● **Written problem**
Write out all the lines again, precisely as they stand, but without the images.
+++ Supplied data
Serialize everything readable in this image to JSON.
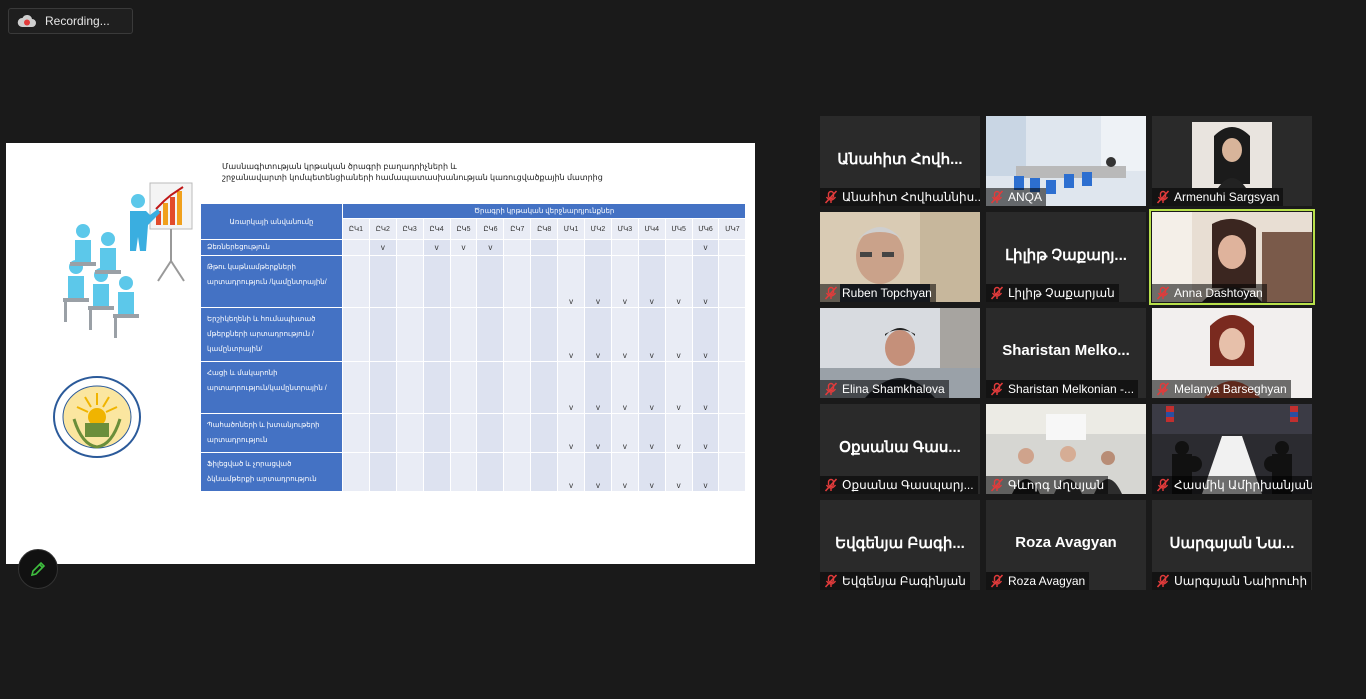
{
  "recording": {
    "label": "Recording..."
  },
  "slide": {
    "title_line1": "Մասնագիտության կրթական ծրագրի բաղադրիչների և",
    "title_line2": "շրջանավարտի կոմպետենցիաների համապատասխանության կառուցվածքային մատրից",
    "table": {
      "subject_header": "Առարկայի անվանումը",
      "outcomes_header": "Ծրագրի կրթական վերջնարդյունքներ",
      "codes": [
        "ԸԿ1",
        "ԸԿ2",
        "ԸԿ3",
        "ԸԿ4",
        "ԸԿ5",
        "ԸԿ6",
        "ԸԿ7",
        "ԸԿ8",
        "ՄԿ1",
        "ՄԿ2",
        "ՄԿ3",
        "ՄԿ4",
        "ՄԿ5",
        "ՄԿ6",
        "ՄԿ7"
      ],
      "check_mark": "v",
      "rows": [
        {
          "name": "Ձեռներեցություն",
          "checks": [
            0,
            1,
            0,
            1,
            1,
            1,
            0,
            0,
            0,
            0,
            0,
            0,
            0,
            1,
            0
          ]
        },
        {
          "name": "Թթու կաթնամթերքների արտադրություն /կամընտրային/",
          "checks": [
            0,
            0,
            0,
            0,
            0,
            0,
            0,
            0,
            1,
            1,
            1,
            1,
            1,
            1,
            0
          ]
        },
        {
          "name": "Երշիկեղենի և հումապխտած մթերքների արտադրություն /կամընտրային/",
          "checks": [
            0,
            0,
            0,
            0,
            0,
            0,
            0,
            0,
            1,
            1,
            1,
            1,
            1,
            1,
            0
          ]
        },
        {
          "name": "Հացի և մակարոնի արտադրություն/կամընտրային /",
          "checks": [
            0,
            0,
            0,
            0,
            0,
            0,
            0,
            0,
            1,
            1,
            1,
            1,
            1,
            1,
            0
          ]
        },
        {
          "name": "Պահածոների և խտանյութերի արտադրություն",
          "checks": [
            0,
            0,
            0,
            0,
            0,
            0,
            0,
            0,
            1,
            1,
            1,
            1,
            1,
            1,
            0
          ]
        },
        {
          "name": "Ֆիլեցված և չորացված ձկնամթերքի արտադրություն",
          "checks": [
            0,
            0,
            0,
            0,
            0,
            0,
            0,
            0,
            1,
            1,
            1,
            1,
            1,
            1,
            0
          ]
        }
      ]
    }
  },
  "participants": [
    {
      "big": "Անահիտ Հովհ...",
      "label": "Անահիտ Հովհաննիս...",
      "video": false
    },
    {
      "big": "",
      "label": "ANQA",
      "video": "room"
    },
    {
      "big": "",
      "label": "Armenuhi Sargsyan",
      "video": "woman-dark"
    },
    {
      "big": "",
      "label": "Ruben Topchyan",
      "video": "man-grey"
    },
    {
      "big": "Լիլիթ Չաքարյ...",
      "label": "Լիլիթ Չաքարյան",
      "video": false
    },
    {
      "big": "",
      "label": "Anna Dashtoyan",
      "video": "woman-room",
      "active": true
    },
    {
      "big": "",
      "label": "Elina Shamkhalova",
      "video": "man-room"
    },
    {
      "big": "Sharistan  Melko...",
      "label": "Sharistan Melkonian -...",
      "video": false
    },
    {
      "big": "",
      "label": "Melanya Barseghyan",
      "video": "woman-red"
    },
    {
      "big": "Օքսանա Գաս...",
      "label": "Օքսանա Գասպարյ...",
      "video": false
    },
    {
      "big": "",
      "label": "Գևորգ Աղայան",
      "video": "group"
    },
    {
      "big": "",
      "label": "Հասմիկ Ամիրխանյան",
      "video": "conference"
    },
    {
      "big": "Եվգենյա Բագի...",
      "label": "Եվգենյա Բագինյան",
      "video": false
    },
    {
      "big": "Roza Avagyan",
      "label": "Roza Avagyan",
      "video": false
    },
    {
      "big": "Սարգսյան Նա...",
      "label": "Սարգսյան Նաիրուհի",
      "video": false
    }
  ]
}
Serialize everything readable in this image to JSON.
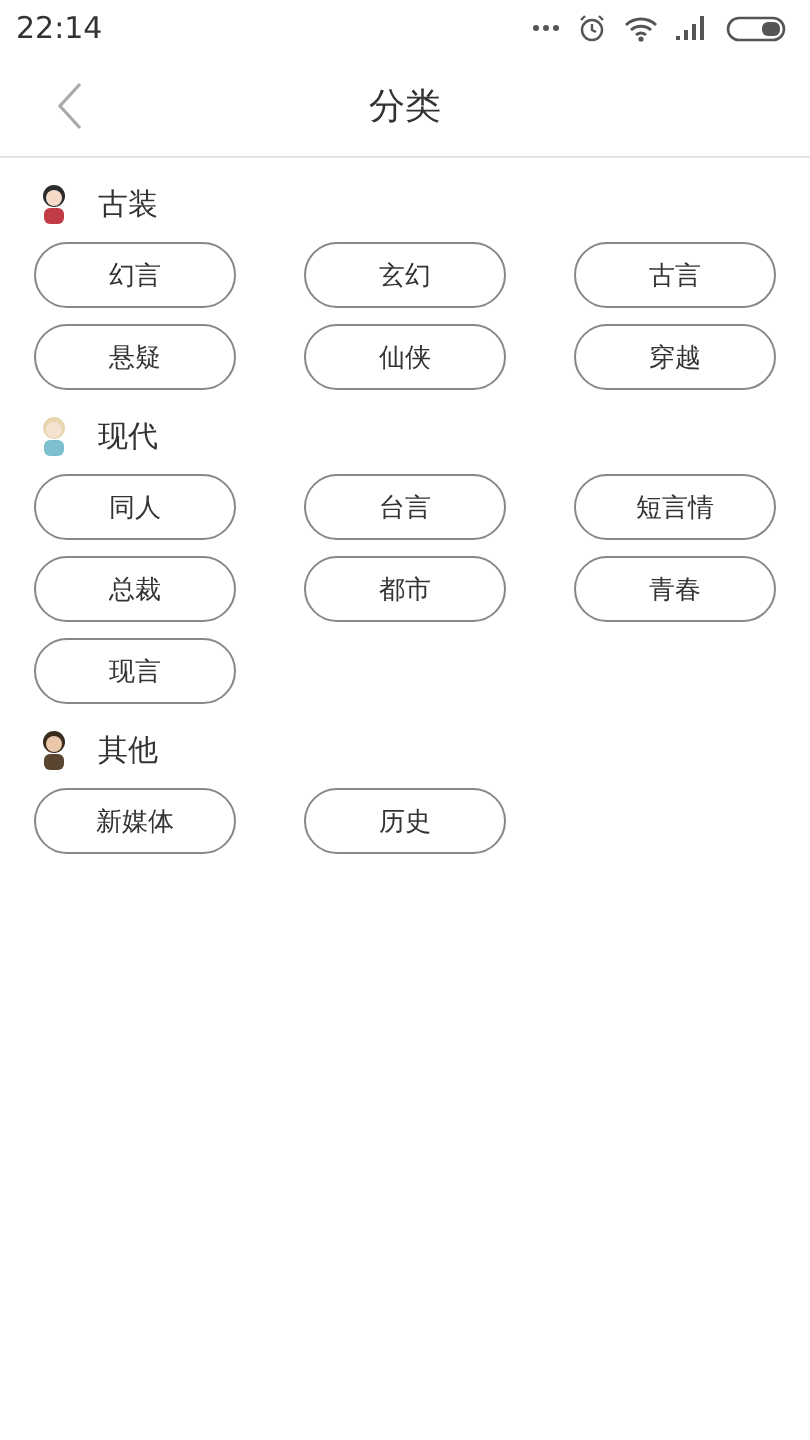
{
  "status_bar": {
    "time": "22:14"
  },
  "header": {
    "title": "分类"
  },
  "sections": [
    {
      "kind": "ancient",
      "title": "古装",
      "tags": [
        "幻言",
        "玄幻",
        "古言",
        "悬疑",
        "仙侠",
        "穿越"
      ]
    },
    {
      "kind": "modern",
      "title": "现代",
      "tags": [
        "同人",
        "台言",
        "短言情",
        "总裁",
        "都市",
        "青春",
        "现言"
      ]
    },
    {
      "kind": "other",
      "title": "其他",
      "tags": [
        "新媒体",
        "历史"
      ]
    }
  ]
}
++++++
● **Finished exercise**
Serialize everything readable in this image to JSON.
{
  "recording": {
    "label": "Recording..."
  },
  "slide": {
    "title_line1": "Մասնագիտության կրթական ծրագրի բաղադրիչների և",
    "title_line2": "շրջանավարտի կոմպետենցիաների համապատասխանության կառուցվածքային մատրից",
    "table": {
      "subject_header": "Առարկայի անվանումը",
      "outcomes_header": "Ծրագրի կրթական վերջնարդյունքներ",
      "codes": [
        "ԸԿ1",
        "ԸԿ2",
        "ԸԿ3",
        "ԸԿ4",
        "ԸԿ5",
        "ԸԿ6",
        "ԸԿ7",
        "ԸԿ8",
        "ՄԿ1",
        "ՄԿ2",
        "ՄԿ3",
        "ՄԿ4",
        "ՄԿ5",
        "ՄԿ6",
        "ՄԿ7"
      ],
      "check_mark": "v",
      "rows": [
        {
          "name": "Ձեռներեցություն",
          "checks": [
            0,
            1,
            0,
            1,
            1,
            1,
            0,
            0,
            0,
            0,
            0,
            0,
            0,
            1,
            0
          ]
        },
        {
          "name": "Թթու կաթնամթերքների արտադրություն /կամընտրային/",
          "checks": [
            0,
            0,
            0,
            0,
            0,
            0,
            0,
            0,
            1,
            1,
            1,
            1,
            1,
            1,
            0
          ]
        },
        {
          "name": "Երշիկեղենի և հումապխտած մթերքների արտադրություն /կամընտրային/",
          "checks": [
            0,
            0,
            0,
            0,
            0,
            0,
            0,
            0,
            1,
            1,
            1,
            1,
            1,
            1,
            0
          ]
        },
        {
          "name": "Հացի և մակարոնի արտադրություն/կամընտրային /",
          "checks": [
            0,
            0,
            0,
            0,
            0,
            0,
            0,
            0,
            1,
            1,
            1,
            1,
            1,
            1,
            0
          ]
        },
        {
          "name": "Պահածոների և խտանյութերի արտադրություն",
          "checks": [
            0,
            0,
            0,
            0,
            0,
            0,
            0,
            0,
            1,
            1,
            1,
            1,
            1,
            1,
            0
          ]
        },
        {
          "name": "Ֆիլեցված և չորացված ձկնամթերքի արտադրություն",
          "checks": [
            0,
            0,
            0,
            0,
            0,
            0,
            0,
            0,
            1,
            1,
            1,
            1,
            1,
            1,
            0
          ]
        }
      ]
    }
  },
  "participants": [
    {
      "big": "Անահիտ Հովհ...",
      "label": "Անահիտ Հովհաննիս...",
      "video": false
    },
    {
      "big": "",
      "label": "ANQA",
      "video": "room"
    },
    {
      "big": "",
      "label": "Armenuhi Sargsyan",
      "video": "woman-dark"
    },
    {
      "big": "",
      "label": "Ruben Topchyan",
      "video": "man-grey"
    },
    {
      "big": "Լիլիթ Չաքարյ...",
      "label": "Լիլիթ Չաքարյան",
      "video": false
    },
    {
      "big": "",
      "label": "Anna Dashtoyan",
      "video": "woman-room",
      "active": true
    },
    {
      "big": "",
      "label": "Elina Shamkhalova",
      "video": "man-room"
    },
    {
      "big": "Sharistan  Melko...",
      "label": "Sharistan Melkonian -...",
      "video": false
    },
    {
      "big": "",
      "label": "Melanya Barseghyan",
      "video": "woman-red"
    },
    {
      "big": "Օքսանա Գաս...",
      "label": "Օքսանա Գասպարյ...",
      "video": false
    },
    {
      "big": "",
      "label": "Գևորգ Աղայան",
      "video": "group"
    },
    {
      "big": "",
      "label": "Հասմիկ Ամիրխանյան",
      "video": "conference"
    },
    {
      "big": "Եվգենյա Բագի...",
      "label": "Եվգենյա Բագինյան",
      "video": false
    },
    {
      "big": "Roza Avagyan",
      "label": "Roza Avagyan",
      "video": false
    },
    {
      "big": "Սարգսյան Նա...",
      "label": "Սարգսյան Նաիրուհի",
      "video": false
    }
  ]
}
Serialize everything readable in this image to JSON.
{
  "status_bar": {
    "time": "22:14"
  },
  "header": {
    "title": "分类"
  },
  "sections": [
    {
      "kind": "ancient",
      "title": "古装",
      "tags": [
        "幻言",
        "玄幻",
        "古言",
        "悬疑",
        "仙侠",
        "穿越"
      ]
    },
    {
      "kind": "modern",
      "title": "现代",
      "tags": [
        "同人",
        "台言",
        "短言情",
        "总裁",
        "都市",
        "青春",
        "现言"
      ]
    },
    {
      "kind": "other",
      "title": "其他",
      "tags": [
        "新媒体",
        "历史"
      ]
    }
  ]
}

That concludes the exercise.